> _Exercise brief_
Print all records exactly, leaving nothing out.

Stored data
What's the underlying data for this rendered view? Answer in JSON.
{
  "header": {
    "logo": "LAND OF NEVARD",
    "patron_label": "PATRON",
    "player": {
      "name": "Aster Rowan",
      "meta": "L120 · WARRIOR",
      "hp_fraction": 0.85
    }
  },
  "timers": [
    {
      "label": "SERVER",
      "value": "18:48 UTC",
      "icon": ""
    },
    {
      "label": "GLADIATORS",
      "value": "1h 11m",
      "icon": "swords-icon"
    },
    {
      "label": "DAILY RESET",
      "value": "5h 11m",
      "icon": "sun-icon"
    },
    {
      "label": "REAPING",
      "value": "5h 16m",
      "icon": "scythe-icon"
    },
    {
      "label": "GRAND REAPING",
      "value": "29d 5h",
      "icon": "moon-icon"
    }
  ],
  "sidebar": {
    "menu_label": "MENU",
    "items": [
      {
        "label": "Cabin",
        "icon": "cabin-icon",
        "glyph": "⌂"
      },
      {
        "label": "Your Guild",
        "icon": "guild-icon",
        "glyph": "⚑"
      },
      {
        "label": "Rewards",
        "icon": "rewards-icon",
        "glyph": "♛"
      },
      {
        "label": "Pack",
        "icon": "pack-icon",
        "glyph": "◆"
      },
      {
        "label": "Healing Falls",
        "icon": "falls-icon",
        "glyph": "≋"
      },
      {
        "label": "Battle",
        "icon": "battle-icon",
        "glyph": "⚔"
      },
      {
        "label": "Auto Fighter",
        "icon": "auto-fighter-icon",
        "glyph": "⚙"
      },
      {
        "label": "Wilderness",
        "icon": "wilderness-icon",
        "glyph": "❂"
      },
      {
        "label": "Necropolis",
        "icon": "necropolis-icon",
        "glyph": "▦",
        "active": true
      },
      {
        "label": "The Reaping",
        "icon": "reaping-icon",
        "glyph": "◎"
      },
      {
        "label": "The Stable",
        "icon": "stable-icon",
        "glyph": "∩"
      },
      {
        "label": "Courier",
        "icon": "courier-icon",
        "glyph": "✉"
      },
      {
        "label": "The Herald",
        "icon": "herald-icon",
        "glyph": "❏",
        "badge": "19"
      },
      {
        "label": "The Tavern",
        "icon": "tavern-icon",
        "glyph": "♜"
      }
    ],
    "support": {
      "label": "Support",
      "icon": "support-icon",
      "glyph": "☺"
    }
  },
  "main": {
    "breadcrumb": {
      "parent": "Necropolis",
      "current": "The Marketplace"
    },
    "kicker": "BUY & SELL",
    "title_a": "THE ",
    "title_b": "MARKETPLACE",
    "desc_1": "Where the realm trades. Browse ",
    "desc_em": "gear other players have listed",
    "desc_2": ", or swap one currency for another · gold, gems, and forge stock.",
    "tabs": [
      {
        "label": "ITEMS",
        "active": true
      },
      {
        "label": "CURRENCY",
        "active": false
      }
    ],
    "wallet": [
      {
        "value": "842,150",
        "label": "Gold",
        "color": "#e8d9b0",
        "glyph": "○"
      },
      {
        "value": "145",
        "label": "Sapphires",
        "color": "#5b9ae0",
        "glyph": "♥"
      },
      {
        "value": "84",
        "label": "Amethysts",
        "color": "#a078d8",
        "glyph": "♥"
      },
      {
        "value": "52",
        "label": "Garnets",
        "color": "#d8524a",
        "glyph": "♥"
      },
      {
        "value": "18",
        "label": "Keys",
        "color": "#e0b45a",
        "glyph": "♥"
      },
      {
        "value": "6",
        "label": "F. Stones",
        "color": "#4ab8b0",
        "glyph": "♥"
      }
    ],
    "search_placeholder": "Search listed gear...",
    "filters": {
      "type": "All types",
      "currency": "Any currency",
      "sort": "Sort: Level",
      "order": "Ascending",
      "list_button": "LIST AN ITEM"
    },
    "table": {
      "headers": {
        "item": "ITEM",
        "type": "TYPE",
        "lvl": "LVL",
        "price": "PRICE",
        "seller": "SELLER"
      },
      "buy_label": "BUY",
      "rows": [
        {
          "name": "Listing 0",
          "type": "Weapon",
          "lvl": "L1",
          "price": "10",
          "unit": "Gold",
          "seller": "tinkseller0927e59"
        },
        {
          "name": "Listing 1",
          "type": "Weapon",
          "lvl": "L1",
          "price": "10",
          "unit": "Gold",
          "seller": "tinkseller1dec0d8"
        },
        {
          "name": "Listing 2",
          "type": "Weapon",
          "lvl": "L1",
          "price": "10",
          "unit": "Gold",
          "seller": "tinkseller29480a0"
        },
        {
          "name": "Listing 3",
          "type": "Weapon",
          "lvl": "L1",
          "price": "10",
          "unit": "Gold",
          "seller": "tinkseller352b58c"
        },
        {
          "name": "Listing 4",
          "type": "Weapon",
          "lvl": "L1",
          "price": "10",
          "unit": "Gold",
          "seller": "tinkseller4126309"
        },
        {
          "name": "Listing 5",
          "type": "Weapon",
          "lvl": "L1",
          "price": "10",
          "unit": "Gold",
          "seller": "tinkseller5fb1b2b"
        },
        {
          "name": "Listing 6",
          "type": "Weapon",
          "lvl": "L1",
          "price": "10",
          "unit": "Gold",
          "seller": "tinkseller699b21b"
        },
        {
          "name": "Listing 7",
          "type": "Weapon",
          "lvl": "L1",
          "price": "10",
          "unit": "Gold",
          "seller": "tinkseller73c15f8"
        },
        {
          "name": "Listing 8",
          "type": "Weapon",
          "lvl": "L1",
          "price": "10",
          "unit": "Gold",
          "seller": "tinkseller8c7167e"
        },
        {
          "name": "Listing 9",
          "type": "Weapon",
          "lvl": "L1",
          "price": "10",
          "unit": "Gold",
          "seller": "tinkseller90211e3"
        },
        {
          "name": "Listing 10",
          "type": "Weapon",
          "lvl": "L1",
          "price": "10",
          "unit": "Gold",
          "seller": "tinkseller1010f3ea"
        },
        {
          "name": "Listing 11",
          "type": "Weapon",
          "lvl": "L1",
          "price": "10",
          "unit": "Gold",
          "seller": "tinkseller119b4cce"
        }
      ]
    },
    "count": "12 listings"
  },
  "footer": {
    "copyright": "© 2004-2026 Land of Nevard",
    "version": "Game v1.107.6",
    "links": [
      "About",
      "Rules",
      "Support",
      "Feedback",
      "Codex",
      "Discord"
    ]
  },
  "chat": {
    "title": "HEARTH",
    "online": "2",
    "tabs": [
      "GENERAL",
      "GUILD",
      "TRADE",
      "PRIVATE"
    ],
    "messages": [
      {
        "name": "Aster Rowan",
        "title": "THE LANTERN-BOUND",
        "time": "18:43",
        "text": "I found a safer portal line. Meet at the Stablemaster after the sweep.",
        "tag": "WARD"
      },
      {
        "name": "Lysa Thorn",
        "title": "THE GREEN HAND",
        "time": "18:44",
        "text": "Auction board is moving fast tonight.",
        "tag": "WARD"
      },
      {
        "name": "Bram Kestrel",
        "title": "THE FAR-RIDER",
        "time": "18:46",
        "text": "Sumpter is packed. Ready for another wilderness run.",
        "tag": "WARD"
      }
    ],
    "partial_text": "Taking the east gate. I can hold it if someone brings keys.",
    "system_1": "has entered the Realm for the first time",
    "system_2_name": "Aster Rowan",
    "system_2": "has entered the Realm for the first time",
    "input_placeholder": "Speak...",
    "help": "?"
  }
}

> _Solution_
What's the underlying data for this rendered view? Answer in JSON.
{
  "header": {
    "logo": "LAND OF NEVARD",
    "patron_label": "PATRON",
    "player": {
      "name": "Aster Rowan",
      "meta": "L120 · WARRIOR",
      "hp_fraction": 0.85
    }
  },
  "timers": [
    {
      "label": "SERVER",
      "value": "18:48 UTC",
      "icon": ""
    },
    {
      "label": "GLADIATORS",
      "value": "1h 11m",
      "icon": "swords-icon"
    },
    {
      "label": "DAILY RESET",
      "value": "5h 11m",
      "icon": "sun-icon"
    },
    {
      "label": "REAPING",
      "value": "5h 16m",
      "icon": "scythe-icon"
    },
    {
      "label": "GRAND REAPING",
      "value": "29d 5h",
      "icon": "moon-icon"
    }
  ],
  "sidebar": {
    "menu_label": "MENU",
    "items": [
      {
        "label": "Cabin",
        "icon": "cabin-icon",
        "glyph": "⌂"
      },
      {
        "label": "Your Guild",
        "icon": "guild-icon",
        "glyph": "⚑"
      },
      {
        "label": "Rewards",
        "icon": "rewards-icon",
        "glyph": "♛"
      },
      {
        "label": "Pack",
        "icon": "pack-icon",
        "glyph": "◆"
      },
      {
        "label": "Healing Falls",
        "icon": "falls-icon",
        "glyph": "≋"
      },
      {
        "label": "Battle",
        "icon": "battle-icon",
        "glyph": "⚔"
      },
      {
        "label": "Auto Fighter",
        "icon": "auto-fighter-icon",
        "glyph": "⚙"
      },
      {
        "label": "Wilderness",
        "icon": "wilderness-icon",
        "glyph": "❂"
      },
      {
        "label": "Necropolis",
        "icon": "necropolis-icon",
        "glyph": "▦",
        "active": true
      },
      {
        "label": "The Reaping",
        "icon": "reaping-icon",
        "glyph": "◎"
      },
      {
        "label": "The Stable",
        "icon": "stable-icon",
        "glyph": "∩"
      },
      {
        "label": "Courier",
        "icon": "courier-icon",
        "glyph": "✉"
      },
      {
        "label": "The Herald",
        "icon": "herald-icon",
        "glyph": "❏",
        "badge": "19"
      },
      {
        "label": "The Tavern",
        "icon": "tavern-icon",
        "glyph": "♜"
      }
    ],
    "support": {
      "label": "Support",
      "icon": "support-icon",
      "glyph": "☺"
    }
  },
  "main": {
    "breadcrumb": {
      "parent": "Necropolis",
      "current": "The Marketplace"
    },
    "kicker": "BUY & SELL",
    "title_a": "THE ",
    "title_b": "MARKETPLACE",
    "desc_1": "Where the realm trades. Browse ",
    "desc_em": "gear other players have listed",
    "desc_2": ", or swap one currency for another · gold, gems, and forge stock.",
    "tabs": [
      {
        "label": "ITEMS",
        "active": true
      },
      {
        "label": "CURRENCY",
        "active": false
      }
    ],
    "wallet": [
      {
        "value": "842,150",
        "label": "Gold",
        "color": "#e8d9b0",
        "glyph": "○"
      },
      {
        "value": "145",
        "label": "Sapphires",
        "color": "#5b9ae0",
        "glyph": "♥"
      },
      {
        "value": "84",
        "label": "Amethysts",
        "color": "#a078d8",
        "glyph": "♥"
      },
      {
        "value": "52",
        "label": "Garnets",
        "color": "#d8524a",
        "glyph": "♥"
      },
      {
        "value": "18",
        "label": "Keys",
        "color": "#e0b45a",
        "glyph": "♥"
      },
      {
        "value": "6",
        "label": "F. Stones",
        "color": "#4ab8b0",
        "glyph": "♥"
      }
    ],
    "search_placeholder": "Search listed gear...",
    "filters": {
      "type": "All types",
      "currency": "Any currency",
      "sort": "Sort: Level",
      "order": "Ascending",
      "list_button": "LIST AN ITEM"
    },
    "table": {
      "headers": {
        "item": "ITEM",
        "type": "TYPE",
        "lvl": "LVL",
        "price": "PRICE",
        "seller": "SELLER"
      },
      "buy_label": "BUY",
      "rows": [
        {
          "name": "Listing 0",
          "type": "Weapon",
          "lvl": "L1",
          "price": "10",
          "unit": "Gold",
          "seller": "tinkseller0927e59"
        },
        {
          "name": "Listing 1",
          "type": "Weapon",
          "lvl": "L1",
          "price": "10",
          "unit": "Gold",
          "seller": "tinkseller1dec0d8"
        },
        {
          "name": "Listing 2",
          "type": "Weapon",
          "lvl": "L1",
          "price": "10",
          "unit": "Gold",
          "seller": "tinkseller29480a0"
        },
        {
          "name": "Listing 3",
          "type": "Weapon",
          "lvl": "L1",
          "price": "10",
          "unit": "Gold",
          "seller": "tinkseller352b58c"
        },
        {
          "name": "Listing 4",
          "type": "Weapon",
          "lvl": "L1",
          "price": "10",
          "unit": "Gold",
          "seller": "tinkseller4126309"
        },
        {
          "name": "Listing 5",
          "type": "Weapon",
          "lvl": "L1",
          "price": "10",
          "unit": "Gold",
          "seller": "tinkseller5fb1b2b"
        },
        {
          "name": "Listing 6",
          "type": "Weapon",
          "lvl": "L1",
          "price": "10",
          "unit": "Gold",
          "seller": "tinkseller699b21b"
        },
        {
          "name": "Listing 7",
          "type": "Weapon",
          "lvl": "L1",
          "price": "10",
          "unit": "Gold",
          "seller": "tinkseller73c15f8"
        },
        {
          "name": "Listing 8",
          "type": "Weapon",
          "lvl": "L1",
          "price": "10",
          "unit": "Gold",
          "seller": "tinkseller8c7167e"
        },
        {
          "name": "Listing 9",
          "type": "Weapon",
          "lvl": "L1",
          "price": "10",
          "unit": "Gold",
          "seller": "tinkseller90211e3"
        },
        {
          "name": "Listing 10",
          "type": "Weapon",
          "lvl": "L1",
          "price": "10",
          "unit": "Gold",
          "seller": "tinkseller1010f3ea"
        },
        {
          "name": "Listing 11",
          "type": "Weapon",
          "lvl": "L1",
          "price": "10",
          "unit": "Gold",
          "seller": "tinkseller119b4cce"
        }
      ]
    },
    "count": "12 listings"
  },
  "footer": {
    "copyright": "© 2004-2026 Land of Nevard",
    "version": "Game v1.107.6",
    "links": [
      "About",
      "Rules",
      "Support",
      "Feedback",
      "Codex",
      "Discord"
    ]
  },
  "chat": {
    "title": "HEARTH",
    "online": "2",
    "tabs": [
      "GENERAL",
      "GUILD",
      "TRADE",
      "PRIVATE"
    ],
    "messages": [
      {
        "name": "Aster Rowan",
        "title": "THE LANTERN-BOUND",
        "time": "18:43",
        "text": "I found a safer portal line. Meet at the Stablemaster after the sweep.",
        "tag": "WARD"
      },
      {
        "name": "Lysa Thorn",
        "title": "THE GREEN HAND",
        "time": "18:44",
        "text": "Auction board is moving fast tonight.",
        "tag": "WARD"
      },
      {
        "name": "Bram Kestrel",
        "title": "THE FAR-RIDER",
        "time": "18:46",
        "text": "Sumpter is packed. Ready for another wilderness run.",
        "tag": "WARD"
      }
    ],
    "partial_text": "Taking the east gate. I can hold it if someone brings keys.",
    "system_1": "has entered the Realm for the first time",
    "system_2_name": "Aster Rowan",
    "system_2": "has entered the Realm for the first time",
    "input_placeholder": "Speak...",
    "help": "?"
  }
}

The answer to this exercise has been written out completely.